[start of Provided information]

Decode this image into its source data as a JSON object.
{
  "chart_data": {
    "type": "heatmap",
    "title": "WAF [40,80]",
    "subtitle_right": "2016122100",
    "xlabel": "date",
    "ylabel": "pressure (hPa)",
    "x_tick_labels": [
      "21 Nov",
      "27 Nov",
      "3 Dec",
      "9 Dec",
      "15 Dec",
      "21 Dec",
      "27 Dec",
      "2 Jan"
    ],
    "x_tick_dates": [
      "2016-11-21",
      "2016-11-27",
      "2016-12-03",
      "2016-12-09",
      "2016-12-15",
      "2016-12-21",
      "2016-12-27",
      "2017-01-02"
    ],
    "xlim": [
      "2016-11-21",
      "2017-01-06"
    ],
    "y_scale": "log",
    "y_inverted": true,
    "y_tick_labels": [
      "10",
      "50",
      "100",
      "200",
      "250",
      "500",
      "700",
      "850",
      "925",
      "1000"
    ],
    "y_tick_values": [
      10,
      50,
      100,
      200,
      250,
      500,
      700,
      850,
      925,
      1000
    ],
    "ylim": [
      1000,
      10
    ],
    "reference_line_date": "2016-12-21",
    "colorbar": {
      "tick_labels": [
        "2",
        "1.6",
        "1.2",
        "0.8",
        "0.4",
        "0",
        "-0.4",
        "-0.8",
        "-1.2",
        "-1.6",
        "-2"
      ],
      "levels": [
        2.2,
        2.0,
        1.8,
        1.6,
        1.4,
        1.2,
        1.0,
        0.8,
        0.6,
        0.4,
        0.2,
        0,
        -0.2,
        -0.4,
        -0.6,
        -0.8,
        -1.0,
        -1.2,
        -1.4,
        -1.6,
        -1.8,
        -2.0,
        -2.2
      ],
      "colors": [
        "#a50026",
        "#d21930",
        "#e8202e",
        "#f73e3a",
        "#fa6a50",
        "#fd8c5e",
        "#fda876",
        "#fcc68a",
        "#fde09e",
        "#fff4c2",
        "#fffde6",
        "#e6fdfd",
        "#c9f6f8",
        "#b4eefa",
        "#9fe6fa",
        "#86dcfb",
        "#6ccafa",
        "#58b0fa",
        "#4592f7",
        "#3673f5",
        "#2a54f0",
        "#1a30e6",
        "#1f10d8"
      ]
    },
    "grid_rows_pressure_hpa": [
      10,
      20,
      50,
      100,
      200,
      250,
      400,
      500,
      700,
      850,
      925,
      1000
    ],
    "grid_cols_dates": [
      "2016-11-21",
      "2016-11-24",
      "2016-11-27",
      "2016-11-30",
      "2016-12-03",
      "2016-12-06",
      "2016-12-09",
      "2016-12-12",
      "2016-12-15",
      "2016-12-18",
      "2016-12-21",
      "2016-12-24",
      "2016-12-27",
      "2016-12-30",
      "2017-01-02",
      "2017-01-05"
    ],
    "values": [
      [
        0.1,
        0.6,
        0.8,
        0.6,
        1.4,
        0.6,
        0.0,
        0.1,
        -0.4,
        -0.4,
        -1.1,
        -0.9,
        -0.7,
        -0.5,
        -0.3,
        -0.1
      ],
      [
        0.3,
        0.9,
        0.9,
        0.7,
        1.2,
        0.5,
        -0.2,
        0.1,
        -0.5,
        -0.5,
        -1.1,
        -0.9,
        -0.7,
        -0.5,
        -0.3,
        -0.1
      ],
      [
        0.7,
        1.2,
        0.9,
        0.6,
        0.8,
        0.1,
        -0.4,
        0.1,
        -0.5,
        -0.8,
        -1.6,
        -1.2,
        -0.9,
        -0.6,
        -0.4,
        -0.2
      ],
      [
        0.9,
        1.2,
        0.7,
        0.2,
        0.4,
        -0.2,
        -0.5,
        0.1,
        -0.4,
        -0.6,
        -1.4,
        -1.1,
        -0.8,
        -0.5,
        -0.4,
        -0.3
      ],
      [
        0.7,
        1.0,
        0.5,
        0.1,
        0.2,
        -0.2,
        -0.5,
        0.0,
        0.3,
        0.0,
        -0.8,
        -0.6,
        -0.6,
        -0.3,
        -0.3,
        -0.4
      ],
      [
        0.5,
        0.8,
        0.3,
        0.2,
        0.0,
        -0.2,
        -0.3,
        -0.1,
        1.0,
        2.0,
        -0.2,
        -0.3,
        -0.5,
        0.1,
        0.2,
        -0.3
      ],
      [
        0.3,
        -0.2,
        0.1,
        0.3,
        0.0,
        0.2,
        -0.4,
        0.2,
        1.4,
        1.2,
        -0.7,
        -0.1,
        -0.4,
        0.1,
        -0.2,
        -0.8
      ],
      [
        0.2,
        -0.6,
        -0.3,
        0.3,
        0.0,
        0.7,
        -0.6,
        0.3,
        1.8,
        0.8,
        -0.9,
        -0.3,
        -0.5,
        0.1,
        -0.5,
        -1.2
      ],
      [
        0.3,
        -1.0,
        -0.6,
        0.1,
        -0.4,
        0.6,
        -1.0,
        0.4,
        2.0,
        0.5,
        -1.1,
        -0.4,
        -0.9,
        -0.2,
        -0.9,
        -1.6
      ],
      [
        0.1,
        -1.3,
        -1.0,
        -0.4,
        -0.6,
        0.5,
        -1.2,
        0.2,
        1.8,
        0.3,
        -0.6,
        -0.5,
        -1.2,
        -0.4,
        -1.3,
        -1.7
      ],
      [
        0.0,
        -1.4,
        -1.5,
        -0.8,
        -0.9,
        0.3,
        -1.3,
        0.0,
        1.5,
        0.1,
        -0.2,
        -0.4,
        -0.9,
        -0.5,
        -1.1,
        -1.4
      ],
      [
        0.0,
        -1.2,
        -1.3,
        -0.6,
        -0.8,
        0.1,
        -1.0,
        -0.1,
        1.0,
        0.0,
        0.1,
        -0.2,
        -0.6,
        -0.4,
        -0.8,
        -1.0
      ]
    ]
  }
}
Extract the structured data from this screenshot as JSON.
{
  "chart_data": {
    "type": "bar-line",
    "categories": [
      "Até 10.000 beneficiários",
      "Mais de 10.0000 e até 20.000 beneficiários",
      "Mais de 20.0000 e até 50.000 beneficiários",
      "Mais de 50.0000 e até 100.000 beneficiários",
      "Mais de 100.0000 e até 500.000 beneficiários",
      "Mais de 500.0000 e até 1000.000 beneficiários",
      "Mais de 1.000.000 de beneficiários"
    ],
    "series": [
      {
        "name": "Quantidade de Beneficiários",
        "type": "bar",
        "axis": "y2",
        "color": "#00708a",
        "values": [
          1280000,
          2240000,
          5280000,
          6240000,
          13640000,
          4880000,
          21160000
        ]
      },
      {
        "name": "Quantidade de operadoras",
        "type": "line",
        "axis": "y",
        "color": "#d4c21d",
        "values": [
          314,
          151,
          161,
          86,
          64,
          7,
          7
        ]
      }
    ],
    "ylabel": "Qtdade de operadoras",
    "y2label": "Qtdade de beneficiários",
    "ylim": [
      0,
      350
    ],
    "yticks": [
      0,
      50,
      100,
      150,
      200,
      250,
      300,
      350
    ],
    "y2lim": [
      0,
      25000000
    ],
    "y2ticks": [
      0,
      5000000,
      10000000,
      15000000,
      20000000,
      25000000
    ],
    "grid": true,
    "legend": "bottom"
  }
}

[end of Provided information]

Where a line above contains the string "Quantidade", copy that line.

        "name": "Quantidade de Beneficiários",
        "name": "Quantidade de operadoras",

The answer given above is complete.